Required task
Extract the full listing verbatim and drop any pictures from your copy.

:::

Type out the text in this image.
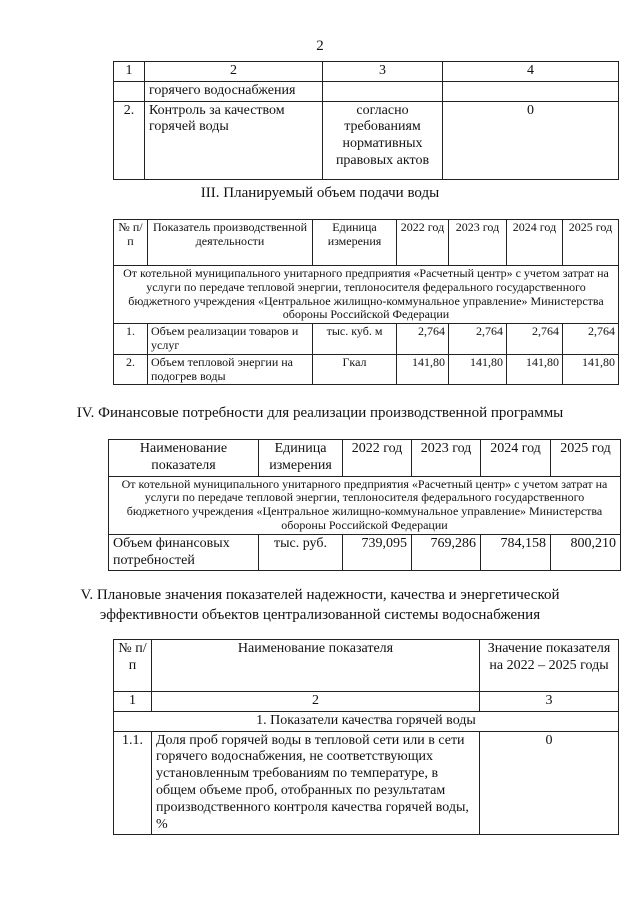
2
1	2	3	4
	горячего водоснабжения		
2.	Контроль за качеством горячей воды	согласно требованиям нормативных правовых актов	0
III. Планируемый объем подачи воды
№ п/п	Показатель производственной деятельности	Единица измерения	2022 год	2023 год	2024 год	2025 год
От котельной муниципального унитарного предприятия «Расчетный центр» с учетом затрат на услуги по передаче тепловой энергии, теплоносителя федерального государственного бюджетного учреждения «Центральное жилищно-коммунальное управление» Министерства обороны Российской Федерации						
1.	Объем реализации товаров и услуг	тыс. куб. м	2,764	2,764	2,764	2,764
2.	Объем тепловой энергии на подогрев воды	Гкал	141,80	141,80	141,80	141,80
IV. Финансовые потребности для реализации производственной программы
Наименование показателя	Единица измерения	2022 год	2023 год	2024 год	2025 год
От котельной муниципального унитарного предприятия «Расчетный центр» с учетом затрат на услуги по передаче тепловой энергии, теплоносителя федерального государственного бюджетного учреждения «Центральное жилищно-коммунальное управление» Министерства обороны Российской Федерации					
Объем финансовых потребностей	тыс. руб.	739,095	769,286	784,158	800,210
V. Плановые значения показателей надежности, качества и энергетической
эффективности объектов централизованной системы водоснабжения
№ п/п	Наименование показателя	Значение показателя на 2022 – 2025 годы
1	2	3
1. Показатели качества горячей воды		
1.1.	Доля проб горячей воды в тепловой сети или в сети горячего водоснабжения, не соответствующих установленным требованиям по температуре, в общем объеме проб, отобранных по результатам производственного контроля качества горячей воды, %	0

:::

Final answer
Type out the text in this image.
2
1	2	3	4
	горячего водоснабжения		
2.	Контроль за качеством горячей воды	согласно требованиям нормативных правовых актов	0
III. Планируемый объем подачи воды
№ п/п	Показатель производственной деятельности	Единица измерения	2022 год	2023 год	2024 год	2025 год
От котельной муниципального унитарного предприятия «Расчетный центр» с учетом затрат на услуги по передаче тепловой энергии, теплоносителя федерального государственного бюджетного учреждения «Центральное жилищно-коммунальное управление» Министерства обороны Российской Федерации						
1.	Объем реализации товаров и услуг	тыс. куб. м	2,764	2,764	2,764	2,764
2.	Объем тепловой энергии на подогрев воды	Гкал	141,80	141,80	141,80	141,80
IV. Финансовые потребности для реализации производственной программы
Наименование показателя	Единица измерения	2022 год	2023 год	2024 год	2025 год
От котельной муниципального унитарного предприятия «Расчетный центр» с учетом затрат на услуги по передаче тепловой энергии, теплоносителя федерального государственного бюджетного учреждения «Центральное жилищно-коммунальное управление» Министерства обороны Российской Федерации					
Объем финансовых потребностей	тыс. руб.	739,095	769,286	784,158	800,210
V. Плановые значения показателей надежности, качества и энергетической
эффективности объектов централизованной системы водоснабжения
№ п/п	Наименование показателя	Значение показателя на 2022 – 2025 годы
1	2	3
1. Показатели качества горячей воды		
1.1.	Доля проб горячей воды в тепловой сети или в сети горячего водоснабжения, не соответствующих установленным требованиям по температуре, в общем объеме проб, отобранных по результатам производственного контроля качества горячей воды, %	0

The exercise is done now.